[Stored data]

***

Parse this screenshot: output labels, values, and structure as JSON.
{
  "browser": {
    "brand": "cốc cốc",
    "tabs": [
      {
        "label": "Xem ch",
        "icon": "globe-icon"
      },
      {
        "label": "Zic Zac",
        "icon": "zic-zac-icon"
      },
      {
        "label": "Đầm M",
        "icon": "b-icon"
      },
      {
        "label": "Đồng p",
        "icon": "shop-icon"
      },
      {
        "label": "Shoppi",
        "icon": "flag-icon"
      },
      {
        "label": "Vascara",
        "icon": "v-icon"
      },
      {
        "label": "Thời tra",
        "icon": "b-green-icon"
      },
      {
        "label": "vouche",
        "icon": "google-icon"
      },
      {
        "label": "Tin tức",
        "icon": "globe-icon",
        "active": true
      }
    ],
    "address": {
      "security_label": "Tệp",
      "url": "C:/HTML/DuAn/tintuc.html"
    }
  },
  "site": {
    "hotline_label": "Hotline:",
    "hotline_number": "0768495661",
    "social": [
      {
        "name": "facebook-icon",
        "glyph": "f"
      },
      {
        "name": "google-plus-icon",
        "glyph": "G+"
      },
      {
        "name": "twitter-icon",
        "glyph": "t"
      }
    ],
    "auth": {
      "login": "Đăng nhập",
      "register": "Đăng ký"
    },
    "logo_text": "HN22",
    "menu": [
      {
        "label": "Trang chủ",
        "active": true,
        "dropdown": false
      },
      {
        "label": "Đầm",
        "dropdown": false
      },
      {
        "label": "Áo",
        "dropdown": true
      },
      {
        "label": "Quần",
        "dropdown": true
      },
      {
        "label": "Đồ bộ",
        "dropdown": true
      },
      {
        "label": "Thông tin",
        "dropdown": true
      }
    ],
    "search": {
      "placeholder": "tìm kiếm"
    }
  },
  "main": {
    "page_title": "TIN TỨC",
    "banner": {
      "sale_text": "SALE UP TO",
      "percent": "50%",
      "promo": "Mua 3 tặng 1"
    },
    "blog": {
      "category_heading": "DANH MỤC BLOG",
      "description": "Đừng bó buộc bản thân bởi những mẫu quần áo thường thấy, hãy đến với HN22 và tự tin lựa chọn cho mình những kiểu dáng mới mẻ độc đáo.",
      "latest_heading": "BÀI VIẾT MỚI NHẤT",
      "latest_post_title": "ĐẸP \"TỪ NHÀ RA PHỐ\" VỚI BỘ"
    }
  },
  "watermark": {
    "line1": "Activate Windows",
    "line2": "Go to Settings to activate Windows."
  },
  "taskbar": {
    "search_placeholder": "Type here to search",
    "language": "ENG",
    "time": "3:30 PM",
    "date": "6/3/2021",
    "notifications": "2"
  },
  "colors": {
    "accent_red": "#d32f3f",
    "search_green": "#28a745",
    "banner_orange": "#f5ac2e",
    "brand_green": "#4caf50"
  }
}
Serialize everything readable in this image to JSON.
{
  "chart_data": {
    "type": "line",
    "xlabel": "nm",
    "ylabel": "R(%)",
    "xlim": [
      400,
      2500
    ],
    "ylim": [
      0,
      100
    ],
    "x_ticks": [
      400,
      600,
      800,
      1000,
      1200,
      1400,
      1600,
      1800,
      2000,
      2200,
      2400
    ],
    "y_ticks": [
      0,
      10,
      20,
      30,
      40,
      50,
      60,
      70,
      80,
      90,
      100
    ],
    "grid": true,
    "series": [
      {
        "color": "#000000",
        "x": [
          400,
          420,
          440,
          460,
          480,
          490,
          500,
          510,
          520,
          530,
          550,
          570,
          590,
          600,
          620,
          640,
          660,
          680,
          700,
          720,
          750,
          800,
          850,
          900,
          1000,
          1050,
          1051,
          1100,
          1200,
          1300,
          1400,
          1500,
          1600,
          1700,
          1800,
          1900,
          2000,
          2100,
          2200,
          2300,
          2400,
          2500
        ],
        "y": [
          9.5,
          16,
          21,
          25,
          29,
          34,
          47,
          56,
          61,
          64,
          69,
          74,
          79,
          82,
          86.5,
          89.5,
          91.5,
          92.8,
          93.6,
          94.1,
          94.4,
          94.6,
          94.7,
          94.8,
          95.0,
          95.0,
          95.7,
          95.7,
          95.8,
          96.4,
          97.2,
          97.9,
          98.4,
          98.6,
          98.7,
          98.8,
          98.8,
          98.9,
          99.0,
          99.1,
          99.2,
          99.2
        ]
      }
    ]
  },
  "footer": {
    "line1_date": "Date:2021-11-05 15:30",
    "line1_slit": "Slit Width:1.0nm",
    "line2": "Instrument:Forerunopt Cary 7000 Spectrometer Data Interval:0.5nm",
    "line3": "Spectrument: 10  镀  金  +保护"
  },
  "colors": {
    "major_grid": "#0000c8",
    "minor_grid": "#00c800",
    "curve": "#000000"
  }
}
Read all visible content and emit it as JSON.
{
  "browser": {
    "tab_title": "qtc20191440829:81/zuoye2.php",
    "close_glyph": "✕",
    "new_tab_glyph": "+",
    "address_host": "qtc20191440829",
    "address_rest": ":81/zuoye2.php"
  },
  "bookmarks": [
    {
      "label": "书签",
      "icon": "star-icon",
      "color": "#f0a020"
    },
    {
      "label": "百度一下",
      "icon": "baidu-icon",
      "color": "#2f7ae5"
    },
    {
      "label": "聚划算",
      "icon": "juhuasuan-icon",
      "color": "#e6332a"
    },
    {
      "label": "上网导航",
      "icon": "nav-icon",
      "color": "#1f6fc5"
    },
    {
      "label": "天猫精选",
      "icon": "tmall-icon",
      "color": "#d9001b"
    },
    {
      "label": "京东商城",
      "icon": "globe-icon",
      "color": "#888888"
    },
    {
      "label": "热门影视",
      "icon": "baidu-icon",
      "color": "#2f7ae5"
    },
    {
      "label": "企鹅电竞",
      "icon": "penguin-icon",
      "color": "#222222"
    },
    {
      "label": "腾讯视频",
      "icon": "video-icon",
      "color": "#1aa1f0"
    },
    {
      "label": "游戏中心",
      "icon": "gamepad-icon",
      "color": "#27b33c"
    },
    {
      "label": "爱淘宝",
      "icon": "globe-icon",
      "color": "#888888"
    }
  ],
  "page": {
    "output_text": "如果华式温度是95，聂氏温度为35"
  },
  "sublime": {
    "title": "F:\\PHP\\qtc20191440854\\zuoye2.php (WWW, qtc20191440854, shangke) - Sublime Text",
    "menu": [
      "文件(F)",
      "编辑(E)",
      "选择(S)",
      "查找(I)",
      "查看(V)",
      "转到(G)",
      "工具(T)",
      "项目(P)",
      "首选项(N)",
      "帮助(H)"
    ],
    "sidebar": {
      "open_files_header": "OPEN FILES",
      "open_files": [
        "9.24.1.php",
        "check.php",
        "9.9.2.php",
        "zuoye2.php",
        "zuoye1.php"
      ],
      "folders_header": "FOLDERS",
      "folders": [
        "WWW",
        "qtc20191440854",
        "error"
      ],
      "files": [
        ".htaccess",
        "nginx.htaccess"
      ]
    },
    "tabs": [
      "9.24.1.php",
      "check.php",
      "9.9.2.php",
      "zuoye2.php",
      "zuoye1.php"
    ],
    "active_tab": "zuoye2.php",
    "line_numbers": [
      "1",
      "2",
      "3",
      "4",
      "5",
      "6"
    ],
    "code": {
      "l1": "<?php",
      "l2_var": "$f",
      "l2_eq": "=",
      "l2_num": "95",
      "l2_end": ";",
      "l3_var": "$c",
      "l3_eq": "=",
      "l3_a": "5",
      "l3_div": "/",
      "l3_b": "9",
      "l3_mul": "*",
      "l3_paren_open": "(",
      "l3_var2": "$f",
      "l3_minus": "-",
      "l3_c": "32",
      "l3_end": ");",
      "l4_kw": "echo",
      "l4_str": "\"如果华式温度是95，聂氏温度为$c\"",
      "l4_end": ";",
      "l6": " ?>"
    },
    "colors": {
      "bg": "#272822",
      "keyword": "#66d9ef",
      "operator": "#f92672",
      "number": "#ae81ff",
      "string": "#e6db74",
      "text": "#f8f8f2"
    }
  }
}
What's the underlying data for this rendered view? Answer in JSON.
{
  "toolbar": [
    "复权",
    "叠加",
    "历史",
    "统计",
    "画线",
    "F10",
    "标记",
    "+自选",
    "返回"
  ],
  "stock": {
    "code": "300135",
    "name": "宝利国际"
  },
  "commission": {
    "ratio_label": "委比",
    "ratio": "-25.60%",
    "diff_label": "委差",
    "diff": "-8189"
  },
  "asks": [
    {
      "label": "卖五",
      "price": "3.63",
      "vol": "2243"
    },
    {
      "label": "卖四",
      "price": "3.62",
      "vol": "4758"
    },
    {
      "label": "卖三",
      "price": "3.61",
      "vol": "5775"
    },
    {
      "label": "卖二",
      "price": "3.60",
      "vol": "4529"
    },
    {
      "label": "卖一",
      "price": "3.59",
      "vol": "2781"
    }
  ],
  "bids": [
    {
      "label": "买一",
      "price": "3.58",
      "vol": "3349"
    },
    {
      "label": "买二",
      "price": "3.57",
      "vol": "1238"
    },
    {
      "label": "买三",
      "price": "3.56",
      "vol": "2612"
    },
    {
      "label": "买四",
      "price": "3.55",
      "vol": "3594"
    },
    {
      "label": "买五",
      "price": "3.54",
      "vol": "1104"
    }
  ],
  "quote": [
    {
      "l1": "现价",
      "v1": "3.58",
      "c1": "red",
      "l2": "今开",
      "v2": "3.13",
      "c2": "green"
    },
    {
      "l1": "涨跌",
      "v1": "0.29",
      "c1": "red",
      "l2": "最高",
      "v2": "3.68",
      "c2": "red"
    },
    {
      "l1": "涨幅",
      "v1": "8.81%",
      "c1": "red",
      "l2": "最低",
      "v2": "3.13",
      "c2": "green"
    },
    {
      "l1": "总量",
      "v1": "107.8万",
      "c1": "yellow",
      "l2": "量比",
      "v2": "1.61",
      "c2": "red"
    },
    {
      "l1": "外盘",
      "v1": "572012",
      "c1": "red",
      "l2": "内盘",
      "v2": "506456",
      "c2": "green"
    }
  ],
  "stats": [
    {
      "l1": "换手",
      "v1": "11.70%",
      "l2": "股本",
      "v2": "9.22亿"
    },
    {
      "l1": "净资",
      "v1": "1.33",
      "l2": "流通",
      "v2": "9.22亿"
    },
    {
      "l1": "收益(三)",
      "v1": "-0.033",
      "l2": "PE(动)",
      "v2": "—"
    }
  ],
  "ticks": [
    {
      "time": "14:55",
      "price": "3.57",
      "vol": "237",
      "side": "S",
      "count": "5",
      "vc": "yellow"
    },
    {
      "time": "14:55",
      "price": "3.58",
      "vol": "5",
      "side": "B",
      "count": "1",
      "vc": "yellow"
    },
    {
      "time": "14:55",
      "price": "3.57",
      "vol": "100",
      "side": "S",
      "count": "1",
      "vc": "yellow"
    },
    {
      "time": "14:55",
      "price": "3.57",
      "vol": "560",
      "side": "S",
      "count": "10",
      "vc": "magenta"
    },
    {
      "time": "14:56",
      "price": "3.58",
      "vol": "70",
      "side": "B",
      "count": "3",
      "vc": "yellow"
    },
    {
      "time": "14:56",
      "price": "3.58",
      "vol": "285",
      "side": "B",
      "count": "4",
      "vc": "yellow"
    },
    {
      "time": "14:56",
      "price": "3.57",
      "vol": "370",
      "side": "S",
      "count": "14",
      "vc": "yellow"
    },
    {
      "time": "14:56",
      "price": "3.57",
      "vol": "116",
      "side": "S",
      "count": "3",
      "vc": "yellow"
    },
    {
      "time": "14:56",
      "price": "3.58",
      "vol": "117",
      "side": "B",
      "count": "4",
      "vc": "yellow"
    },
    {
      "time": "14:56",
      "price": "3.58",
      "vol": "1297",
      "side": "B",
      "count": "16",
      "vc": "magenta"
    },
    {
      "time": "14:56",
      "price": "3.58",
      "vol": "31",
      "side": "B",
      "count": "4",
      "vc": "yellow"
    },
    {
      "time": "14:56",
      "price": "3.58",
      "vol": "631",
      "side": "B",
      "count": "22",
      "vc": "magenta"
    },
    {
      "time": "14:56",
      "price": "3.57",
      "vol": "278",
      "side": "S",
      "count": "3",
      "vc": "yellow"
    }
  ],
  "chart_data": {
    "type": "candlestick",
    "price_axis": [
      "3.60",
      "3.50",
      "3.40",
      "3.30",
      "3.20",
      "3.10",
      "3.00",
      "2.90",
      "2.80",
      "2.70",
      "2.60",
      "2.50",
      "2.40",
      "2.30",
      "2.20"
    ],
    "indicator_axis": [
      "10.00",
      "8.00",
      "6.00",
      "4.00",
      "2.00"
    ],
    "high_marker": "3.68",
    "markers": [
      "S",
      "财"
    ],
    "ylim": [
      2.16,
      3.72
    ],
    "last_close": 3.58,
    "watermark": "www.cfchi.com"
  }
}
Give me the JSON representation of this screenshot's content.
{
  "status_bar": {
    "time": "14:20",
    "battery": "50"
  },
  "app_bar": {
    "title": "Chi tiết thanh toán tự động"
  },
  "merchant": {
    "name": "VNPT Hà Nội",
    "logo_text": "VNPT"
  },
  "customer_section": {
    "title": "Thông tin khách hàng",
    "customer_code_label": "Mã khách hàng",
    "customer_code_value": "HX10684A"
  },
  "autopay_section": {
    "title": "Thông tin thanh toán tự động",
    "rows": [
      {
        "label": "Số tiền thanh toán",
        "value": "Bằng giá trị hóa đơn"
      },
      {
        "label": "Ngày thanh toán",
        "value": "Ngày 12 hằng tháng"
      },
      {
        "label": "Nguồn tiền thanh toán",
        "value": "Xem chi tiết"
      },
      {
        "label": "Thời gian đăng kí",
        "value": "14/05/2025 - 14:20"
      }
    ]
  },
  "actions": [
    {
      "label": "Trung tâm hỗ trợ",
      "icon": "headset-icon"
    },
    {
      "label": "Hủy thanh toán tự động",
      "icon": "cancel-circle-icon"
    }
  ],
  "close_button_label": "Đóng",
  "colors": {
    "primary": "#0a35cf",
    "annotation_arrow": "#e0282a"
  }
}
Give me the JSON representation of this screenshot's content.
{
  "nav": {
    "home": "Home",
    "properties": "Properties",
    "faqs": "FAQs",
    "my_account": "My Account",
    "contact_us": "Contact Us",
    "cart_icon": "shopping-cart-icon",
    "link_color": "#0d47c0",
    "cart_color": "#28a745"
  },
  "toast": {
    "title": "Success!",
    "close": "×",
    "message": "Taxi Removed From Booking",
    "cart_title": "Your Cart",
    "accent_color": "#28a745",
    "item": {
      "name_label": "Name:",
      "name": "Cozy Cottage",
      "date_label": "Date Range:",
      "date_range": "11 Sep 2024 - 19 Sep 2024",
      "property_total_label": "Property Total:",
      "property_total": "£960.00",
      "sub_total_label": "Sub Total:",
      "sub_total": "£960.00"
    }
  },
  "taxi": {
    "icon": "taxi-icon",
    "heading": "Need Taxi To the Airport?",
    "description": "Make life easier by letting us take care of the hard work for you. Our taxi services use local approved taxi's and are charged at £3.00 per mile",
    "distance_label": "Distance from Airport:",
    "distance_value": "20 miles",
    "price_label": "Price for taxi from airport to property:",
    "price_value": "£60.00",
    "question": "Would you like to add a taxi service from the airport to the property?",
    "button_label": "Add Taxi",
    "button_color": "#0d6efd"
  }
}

***

From the entries above, copy every line containing the word "Thời".

        "label": "Thời tra",
        "label": "Thời gian đăng kí",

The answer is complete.